• **AIM OF THE TASK**
Report the total number of lines that include the string "городка", without any other text.

• **DATA FOR THIS EXERCISE**
◇ ◇ ◇
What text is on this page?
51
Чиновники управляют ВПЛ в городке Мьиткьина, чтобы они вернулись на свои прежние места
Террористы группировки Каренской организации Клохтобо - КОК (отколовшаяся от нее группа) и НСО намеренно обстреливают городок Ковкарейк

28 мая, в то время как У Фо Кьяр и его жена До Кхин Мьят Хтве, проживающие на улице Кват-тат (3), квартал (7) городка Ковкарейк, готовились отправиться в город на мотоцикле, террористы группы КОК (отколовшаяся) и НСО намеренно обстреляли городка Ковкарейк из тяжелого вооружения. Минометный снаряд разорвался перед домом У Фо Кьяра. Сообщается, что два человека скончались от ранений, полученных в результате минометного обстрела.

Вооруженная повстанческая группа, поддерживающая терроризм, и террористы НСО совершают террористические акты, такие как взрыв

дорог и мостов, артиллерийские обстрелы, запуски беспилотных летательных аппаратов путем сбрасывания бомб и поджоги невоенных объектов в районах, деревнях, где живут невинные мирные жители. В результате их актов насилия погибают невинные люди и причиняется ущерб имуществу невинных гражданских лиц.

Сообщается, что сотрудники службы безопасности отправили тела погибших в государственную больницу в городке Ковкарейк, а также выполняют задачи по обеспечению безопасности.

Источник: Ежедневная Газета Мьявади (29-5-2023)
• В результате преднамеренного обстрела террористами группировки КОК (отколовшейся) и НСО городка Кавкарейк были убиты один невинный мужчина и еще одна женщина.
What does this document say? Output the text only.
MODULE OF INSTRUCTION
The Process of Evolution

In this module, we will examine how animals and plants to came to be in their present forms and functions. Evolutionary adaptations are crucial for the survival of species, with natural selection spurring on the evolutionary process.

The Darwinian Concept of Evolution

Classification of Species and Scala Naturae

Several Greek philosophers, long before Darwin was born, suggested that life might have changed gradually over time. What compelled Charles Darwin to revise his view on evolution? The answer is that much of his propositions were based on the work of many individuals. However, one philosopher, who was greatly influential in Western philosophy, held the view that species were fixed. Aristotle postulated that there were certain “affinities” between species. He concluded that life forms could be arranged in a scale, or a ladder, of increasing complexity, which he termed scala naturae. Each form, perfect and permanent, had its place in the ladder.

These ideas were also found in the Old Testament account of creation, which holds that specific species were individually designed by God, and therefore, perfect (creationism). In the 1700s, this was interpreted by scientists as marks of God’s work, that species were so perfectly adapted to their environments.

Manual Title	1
◇ ◇ ◇
• **FULL RESPONSE**
2